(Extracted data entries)
☆ ☆ ☆ ☆
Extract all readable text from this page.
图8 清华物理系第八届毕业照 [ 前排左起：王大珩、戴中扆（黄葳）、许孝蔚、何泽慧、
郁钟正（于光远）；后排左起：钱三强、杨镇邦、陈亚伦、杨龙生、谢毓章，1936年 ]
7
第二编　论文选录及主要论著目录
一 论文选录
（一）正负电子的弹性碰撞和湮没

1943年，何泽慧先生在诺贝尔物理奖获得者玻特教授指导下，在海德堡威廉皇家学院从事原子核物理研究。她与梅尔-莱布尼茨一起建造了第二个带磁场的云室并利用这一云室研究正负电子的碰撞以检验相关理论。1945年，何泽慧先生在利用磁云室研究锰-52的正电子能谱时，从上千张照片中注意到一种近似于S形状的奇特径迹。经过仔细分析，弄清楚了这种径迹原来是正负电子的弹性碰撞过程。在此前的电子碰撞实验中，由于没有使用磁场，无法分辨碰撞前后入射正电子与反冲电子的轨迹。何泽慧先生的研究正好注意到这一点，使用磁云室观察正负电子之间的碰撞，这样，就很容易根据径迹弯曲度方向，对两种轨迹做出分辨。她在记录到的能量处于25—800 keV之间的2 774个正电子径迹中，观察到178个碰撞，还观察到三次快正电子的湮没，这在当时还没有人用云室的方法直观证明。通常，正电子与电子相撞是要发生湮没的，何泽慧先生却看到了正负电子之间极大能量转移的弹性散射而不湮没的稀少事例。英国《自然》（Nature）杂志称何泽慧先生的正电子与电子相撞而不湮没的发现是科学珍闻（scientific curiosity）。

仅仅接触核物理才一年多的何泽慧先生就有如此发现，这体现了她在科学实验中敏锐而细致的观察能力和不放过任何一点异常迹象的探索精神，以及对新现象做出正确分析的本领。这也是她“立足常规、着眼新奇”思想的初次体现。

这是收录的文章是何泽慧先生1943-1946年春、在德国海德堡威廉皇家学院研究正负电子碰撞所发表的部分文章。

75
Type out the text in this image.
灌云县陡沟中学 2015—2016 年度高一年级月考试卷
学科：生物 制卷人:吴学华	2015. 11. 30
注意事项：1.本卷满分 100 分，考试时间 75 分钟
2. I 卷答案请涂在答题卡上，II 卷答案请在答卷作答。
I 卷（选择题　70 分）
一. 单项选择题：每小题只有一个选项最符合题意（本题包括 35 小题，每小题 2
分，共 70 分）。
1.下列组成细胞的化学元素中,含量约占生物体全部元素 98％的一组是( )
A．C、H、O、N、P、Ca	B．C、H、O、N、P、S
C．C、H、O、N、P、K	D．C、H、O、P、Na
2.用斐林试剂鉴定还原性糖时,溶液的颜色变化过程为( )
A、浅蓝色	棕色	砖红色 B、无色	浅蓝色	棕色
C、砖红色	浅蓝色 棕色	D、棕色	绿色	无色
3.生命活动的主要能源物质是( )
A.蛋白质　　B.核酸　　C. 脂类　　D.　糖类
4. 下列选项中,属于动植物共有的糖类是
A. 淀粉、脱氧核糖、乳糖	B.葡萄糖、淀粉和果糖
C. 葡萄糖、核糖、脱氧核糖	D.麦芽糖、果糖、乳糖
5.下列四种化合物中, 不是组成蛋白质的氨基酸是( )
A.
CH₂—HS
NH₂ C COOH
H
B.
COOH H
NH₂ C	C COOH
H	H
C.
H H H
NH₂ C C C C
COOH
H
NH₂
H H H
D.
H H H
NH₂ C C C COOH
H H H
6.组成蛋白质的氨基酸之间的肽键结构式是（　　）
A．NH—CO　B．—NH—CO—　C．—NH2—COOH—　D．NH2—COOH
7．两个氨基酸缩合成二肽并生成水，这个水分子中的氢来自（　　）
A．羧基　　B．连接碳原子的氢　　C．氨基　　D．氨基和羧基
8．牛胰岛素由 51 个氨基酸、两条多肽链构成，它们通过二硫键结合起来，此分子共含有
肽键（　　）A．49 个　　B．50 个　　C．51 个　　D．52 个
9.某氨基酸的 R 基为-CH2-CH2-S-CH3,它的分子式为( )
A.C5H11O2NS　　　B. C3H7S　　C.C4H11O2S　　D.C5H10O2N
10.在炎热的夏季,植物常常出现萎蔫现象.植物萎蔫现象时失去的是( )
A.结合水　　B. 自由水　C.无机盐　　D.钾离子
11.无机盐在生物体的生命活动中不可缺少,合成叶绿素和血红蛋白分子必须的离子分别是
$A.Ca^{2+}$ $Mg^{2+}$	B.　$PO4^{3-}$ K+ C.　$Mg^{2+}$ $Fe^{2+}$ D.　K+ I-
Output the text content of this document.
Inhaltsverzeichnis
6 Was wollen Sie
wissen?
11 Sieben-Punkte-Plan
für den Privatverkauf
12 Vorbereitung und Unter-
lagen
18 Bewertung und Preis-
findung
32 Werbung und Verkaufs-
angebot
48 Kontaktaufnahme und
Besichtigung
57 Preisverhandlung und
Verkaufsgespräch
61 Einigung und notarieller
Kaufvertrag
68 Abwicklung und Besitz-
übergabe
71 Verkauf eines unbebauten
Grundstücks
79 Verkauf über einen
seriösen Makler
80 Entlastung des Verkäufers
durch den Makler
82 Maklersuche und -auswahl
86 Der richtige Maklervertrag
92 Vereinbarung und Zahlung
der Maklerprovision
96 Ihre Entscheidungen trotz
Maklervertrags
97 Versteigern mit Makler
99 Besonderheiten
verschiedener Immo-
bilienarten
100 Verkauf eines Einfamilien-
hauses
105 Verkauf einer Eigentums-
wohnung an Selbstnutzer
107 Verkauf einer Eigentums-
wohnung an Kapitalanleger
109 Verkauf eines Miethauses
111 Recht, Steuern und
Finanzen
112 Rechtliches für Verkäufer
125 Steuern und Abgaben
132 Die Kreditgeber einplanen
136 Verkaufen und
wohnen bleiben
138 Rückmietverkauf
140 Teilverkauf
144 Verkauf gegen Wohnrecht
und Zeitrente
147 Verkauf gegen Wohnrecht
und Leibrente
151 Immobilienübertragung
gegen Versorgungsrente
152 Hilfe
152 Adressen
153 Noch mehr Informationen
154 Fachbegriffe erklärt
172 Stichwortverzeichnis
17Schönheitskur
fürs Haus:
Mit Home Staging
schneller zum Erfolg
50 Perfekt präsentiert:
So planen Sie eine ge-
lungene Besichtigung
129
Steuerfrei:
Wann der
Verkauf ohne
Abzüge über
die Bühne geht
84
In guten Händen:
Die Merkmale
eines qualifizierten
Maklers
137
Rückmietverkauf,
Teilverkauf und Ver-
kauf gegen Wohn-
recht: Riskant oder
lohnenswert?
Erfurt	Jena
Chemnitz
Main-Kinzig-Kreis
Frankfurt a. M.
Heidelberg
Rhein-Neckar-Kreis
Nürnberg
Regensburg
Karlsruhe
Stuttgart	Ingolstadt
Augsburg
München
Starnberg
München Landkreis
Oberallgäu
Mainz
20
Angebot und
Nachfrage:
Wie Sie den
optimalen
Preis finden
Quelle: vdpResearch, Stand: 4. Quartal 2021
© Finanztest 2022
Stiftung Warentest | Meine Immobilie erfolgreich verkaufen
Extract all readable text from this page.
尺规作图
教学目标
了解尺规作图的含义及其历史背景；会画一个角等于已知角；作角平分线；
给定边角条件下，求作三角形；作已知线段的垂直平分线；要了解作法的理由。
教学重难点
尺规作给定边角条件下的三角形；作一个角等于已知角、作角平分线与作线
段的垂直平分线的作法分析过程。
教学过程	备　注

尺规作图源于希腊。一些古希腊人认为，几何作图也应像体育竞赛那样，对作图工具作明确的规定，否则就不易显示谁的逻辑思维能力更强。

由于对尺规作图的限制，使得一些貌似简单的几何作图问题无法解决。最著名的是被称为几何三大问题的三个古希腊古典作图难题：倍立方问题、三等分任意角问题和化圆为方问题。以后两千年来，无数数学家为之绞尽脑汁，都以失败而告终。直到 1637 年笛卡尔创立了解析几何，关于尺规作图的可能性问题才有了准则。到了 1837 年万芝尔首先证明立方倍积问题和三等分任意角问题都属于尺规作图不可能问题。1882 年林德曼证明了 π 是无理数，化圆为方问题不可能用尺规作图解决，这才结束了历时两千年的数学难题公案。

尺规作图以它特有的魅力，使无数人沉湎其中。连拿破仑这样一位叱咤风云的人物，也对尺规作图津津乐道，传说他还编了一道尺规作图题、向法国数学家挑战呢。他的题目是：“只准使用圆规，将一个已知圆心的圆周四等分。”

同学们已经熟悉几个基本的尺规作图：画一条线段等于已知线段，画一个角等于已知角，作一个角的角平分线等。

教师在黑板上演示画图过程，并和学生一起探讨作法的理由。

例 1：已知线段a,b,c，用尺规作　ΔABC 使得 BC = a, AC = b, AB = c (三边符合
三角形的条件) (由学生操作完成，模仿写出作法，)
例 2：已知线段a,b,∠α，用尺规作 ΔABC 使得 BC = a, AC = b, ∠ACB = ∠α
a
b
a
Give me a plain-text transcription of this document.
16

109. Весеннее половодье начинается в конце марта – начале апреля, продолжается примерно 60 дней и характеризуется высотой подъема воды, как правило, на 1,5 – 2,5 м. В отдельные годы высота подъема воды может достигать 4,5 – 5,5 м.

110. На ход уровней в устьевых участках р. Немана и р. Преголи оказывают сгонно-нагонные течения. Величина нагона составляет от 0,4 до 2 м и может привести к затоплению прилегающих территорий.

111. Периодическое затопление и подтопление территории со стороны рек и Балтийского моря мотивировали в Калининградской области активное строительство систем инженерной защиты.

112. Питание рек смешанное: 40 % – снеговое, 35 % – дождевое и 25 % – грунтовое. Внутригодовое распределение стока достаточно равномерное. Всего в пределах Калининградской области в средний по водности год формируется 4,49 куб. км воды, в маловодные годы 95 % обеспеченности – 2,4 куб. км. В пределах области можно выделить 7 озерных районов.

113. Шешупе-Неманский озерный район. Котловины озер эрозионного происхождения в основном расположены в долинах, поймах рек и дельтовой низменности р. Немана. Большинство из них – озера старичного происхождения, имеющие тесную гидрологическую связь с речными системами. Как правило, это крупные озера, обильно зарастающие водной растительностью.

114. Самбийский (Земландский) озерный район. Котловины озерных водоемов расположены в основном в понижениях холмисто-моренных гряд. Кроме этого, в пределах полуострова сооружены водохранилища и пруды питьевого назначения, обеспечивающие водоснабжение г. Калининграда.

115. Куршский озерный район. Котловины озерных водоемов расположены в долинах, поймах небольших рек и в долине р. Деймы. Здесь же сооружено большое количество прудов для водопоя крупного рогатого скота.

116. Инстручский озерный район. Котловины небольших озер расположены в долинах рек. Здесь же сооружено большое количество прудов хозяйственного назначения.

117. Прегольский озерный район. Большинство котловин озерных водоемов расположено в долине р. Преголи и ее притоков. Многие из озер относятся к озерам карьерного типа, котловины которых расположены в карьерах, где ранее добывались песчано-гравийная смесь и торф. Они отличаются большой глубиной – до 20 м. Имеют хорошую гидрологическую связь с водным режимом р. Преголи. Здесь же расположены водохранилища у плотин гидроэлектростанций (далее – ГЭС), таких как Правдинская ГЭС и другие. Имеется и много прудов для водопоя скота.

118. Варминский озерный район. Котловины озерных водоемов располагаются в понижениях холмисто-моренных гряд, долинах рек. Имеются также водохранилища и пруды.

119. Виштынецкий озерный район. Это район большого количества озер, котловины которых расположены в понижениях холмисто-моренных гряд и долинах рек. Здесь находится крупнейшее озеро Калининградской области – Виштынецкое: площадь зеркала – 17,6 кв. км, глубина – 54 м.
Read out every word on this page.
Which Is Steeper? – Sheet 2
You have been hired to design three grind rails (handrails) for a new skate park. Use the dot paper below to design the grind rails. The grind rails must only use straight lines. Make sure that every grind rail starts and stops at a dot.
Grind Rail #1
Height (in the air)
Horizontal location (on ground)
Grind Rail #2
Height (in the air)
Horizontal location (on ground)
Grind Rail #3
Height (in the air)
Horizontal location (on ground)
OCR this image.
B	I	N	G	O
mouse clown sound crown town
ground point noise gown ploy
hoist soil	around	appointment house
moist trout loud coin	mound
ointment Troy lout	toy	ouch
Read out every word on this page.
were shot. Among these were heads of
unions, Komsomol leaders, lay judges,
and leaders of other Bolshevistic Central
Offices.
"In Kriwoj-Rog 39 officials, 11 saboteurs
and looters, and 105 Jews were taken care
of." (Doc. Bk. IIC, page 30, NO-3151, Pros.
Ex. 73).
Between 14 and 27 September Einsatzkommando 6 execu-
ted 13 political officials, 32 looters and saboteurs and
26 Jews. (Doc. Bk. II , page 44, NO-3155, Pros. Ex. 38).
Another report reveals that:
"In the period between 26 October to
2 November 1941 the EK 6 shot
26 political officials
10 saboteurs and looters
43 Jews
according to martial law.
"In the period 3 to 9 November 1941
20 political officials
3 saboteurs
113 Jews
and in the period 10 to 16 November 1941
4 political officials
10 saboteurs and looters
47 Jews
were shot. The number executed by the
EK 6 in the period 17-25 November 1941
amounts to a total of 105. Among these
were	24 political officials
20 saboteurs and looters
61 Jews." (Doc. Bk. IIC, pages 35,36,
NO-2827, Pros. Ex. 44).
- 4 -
☆ ☆ ☆ ☆
Problem to solve — Review the material and copy each line in which the word "that" appears.

Written response —
You have been hired to design three grind rails (handrails) for a new skate park. Use the dot paper below to design the grind rails. The grind rails must only use straight lines. Make sure that every grind rail starts and stops at a dot.
Another report reveals that:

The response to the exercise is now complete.